### ESERCIZI
- 1) Estrai dal brano sul PIL il passo che va da "C’è chi, invece, ritiene" a "tutto il resto.", estremi inclusi, riportandolo parola per parola.
- 2) Traduci in inglese questa frase del brano sul PIL: "Il giorno dopo la revisione contabile, nulla cambierà, se non il numero espresso dall’indicatore di contabilità nazionale."

### BRANO FORNITO
■ ■ ■ ■ ■

C’è chi, invece, ritiene che la ricchezza nazionale non dovrebbe includere il valore economico delle attività illegali, anche se esso è il risultato del libero scambio sul mercato, dal momento che a tale valore si contrappone il danno sociale prodotto da queste attività. Insomma, l'opinione è che tali attività producono sì valore in capo ad alcuni soggetti, ma non possono essere considerate vera ricchezza o benessere per una collettività nazionale. Benessere che, secondo una specie di illusione collettiva, dovrebbe essere espresso dal PIL. 

I cambiamenti introdotti con i nuovi criteri riguardano anche altri aspetti importanti (ad esempio la valutazione delle spese per investimenti in ricerca e sviluppo, per citarne uno). Ma comprensibili ragioni di clamore mediatico, come al solito, hanno dirottato le luci dei riflettori sull'economia illegale e lasciato in ombra tutto il resto.

Proviamo a spendere qualche parola sulle due questioni sollevate dal dibattito. La prima: i nuovi criteri di calcolo faranno veramente registrare un “boom” al nostro PIL? La seconda: boom o meno, qual è il significato dell'indicatore “PIL”? È corretto associarlo - come ci hanno abituato a fare - con il concetto di ricchezza nazionale o, meglio ancora, con il benessere della nazione e dei suoi cittadini?

Veniamo alla prima questione. L'ipotesi di un boom fa tornare in mente la rivalutazione statistica del PIL italiano nel 1987. Quell’anno l'ISTAT rettificò i criteri contabili includendo nel PIL la stima dell'economia sommersa, cioè l'insieme di tutte le transazioni e attività legali nascoste al fisco e alle rilevazioni ufficiali. La rivalutazione fu cospicua: nell'ordine del 15 per cento! Una cifra da record che permise all'Italia, allora guidata da Bettino Craxi, di superare il PIL della Gran Bretagna targata Margaret Thatcher. Gli inglesi non la presero sportivamente: dissero che l'Italia truccava i conti. Ma questo non impedì al Bel Paese di entrare nel novero delle grandi potenze economiche del mondo di allora, rappresentate dal “mitico” G7. 

In questo momento, non si può negare, un boom come quello del 1987 ci farebbe comodo. A scanso di equivoci, però, è bene chiarire un concetto: se pure fosse un boom, sarebbe un boom puramente statistico, senza nulla a che vedere con la sostanza. Il maggior valore aggiunto risultante dal ricalcolo del PIL, infatti, esiste già. Solo che le statistiche ufficiali fino a oggi non ne hanno tenuto conto. I redditi generati dalle attività illecite si riflettono già oggi sui consumi.

Il giorno dopo la revisione contabile, nulla cambierà, se non il numero espresso dall’indicatore di contabilità nazionale. Anche per i conti pubblici non ci sarà nessun reale cambiamento. L’economia illegale non paga imposte sui redditi. E inserirne il valore in contabilità nazionale non cambierà certo le cose. Perciò, niente risorse aggiuntive per lo Stato. Si potrà avere un miglioramento degli indicatori di finanza pubblica (rapporto debito/PIL e deficit/PIL), anche esso puramente statistico. Che ci aiuterebbe sul fronte dei vincoli di bilancio europei e potrebbe rivelarsi utile per il rispetto del temutissimo fiscal compact. Questo sì.

■ ■ ■ ■ ■

Record archiviati

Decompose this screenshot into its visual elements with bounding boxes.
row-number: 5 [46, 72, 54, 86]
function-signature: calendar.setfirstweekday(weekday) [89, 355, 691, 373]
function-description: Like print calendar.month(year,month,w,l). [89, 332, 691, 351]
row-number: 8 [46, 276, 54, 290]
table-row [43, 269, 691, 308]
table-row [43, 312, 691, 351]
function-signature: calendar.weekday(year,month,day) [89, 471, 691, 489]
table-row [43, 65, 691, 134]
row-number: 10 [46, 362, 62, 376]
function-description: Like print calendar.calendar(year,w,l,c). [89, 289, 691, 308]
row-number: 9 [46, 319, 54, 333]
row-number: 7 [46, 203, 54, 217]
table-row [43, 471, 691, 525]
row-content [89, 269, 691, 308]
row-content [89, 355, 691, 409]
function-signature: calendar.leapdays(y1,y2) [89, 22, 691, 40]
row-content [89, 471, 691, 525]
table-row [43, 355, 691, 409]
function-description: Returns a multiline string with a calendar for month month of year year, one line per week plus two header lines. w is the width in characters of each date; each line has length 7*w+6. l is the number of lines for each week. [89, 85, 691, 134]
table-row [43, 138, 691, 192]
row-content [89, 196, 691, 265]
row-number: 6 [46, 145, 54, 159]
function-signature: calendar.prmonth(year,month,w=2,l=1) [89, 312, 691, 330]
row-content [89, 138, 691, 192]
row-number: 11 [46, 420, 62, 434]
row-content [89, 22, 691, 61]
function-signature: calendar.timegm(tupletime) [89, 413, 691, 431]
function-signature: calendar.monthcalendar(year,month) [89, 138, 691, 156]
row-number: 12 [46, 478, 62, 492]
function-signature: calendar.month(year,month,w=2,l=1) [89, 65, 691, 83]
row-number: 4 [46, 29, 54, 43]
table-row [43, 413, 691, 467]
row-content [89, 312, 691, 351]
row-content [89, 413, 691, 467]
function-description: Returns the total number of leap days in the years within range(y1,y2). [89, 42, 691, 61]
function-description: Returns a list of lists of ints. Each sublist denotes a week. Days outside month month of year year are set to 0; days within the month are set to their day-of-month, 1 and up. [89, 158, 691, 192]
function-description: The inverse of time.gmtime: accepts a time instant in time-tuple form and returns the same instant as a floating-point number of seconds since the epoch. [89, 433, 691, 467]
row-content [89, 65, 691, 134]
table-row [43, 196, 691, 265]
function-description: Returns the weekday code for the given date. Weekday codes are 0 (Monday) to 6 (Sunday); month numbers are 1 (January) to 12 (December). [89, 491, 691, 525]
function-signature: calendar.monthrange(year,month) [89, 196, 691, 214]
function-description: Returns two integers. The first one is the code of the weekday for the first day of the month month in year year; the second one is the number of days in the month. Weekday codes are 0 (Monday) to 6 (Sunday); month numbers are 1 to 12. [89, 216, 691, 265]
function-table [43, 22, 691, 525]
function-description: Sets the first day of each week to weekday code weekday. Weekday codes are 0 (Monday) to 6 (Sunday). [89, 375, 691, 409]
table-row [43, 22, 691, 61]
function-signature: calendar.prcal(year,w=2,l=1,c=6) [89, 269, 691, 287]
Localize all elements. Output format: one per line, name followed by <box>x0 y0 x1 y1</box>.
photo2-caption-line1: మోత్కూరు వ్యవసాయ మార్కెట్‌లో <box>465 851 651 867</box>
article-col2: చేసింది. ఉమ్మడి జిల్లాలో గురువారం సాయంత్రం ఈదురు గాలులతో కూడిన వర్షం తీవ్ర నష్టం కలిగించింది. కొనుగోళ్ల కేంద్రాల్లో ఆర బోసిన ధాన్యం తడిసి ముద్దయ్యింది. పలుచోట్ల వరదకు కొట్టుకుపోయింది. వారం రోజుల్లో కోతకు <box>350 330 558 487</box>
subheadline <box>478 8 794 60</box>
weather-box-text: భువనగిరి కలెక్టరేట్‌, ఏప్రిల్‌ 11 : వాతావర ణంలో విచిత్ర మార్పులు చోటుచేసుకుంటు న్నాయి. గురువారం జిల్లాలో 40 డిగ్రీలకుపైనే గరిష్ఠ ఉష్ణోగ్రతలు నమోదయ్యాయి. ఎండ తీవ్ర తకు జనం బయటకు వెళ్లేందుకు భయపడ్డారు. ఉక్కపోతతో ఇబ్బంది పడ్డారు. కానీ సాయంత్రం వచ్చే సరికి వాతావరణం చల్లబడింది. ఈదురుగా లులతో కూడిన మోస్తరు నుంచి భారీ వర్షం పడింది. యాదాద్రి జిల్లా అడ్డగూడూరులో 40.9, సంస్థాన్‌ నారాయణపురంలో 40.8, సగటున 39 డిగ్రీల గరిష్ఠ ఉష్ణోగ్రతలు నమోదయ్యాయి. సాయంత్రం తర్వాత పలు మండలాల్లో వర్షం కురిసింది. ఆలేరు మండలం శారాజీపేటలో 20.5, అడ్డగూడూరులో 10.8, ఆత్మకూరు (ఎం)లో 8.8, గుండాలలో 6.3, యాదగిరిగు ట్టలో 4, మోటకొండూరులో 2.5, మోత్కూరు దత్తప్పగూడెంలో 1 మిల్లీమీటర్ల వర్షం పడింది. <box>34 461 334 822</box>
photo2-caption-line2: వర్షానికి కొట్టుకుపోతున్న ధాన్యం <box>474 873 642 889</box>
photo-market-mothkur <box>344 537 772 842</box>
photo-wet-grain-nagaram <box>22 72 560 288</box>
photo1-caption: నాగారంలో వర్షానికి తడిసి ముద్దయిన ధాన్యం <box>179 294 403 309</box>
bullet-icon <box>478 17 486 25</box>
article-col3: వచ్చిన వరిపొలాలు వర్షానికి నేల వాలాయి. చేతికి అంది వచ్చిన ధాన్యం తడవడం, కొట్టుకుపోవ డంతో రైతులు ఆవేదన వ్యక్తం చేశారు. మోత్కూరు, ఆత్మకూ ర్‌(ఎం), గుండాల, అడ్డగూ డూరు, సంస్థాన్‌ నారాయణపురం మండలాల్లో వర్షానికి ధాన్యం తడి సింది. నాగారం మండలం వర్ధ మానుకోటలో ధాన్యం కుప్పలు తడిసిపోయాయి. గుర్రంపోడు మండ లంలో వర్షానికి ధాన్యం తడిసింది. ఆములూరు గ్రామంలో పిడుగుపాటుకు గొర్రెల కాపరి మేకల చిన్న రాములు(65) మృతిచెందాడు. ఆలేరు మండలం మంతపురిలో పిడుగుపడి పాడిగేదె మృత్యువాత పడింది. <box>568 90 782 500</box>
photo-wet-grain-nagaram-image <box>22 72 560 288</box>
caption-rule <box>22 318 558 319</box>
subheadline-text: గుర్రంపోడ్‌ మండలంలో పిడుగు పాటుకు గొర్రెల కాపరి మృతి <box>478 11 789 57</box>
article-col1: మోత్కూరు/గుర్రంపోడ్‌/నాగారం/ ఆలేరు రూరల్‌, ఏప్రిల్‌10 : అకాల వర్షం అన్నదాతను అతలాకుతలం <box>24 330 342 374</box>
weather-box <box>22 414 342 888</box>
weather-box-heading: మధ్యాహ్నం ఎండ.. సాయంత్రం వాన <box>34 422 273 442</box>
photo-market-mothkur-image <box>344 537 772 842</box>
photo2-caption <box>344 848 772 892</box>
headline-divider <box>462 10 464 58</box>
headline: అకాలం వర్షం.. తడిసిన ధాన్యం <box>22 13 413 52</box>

■ ■ ■ ■ ■

### SOLUZIONI
- 1)
C’è chi, invece, ritiene che la ricchezza nazionale non dovrebbe includere il valore economico delle attività illegali, anche se esso è il risultato del libero scambio sul mercato, dal momento che a tale valore si contrappone il danno sociale prodotto da queste attività. Insomma, l'opinione è che tali attività producono sì valore in capo ad alcuni soggetti, ma non possono essere considerate vera ricchezza o benessere per una collettività nazionale. Benessere che, secondo una specie di illusione collettiva, dovrebbe essere espresso dal PIL. 

I cambiamenti introdotti con i nuovi criteri riguardano anche altri aspetti importanti (ad esempio la valutazione delle spese per investimenti in ricerca e sviluppo, per citarne uno). Ma comprensibili ragioni di clamore mediatico, come al solito, hanno dirottato le luci dei riflettori sull'economia illegale e lasciato in ombra tutto il resto.

- 2) The day after the accounting revision, nothing will change except the number expressed by the national accounts indicator.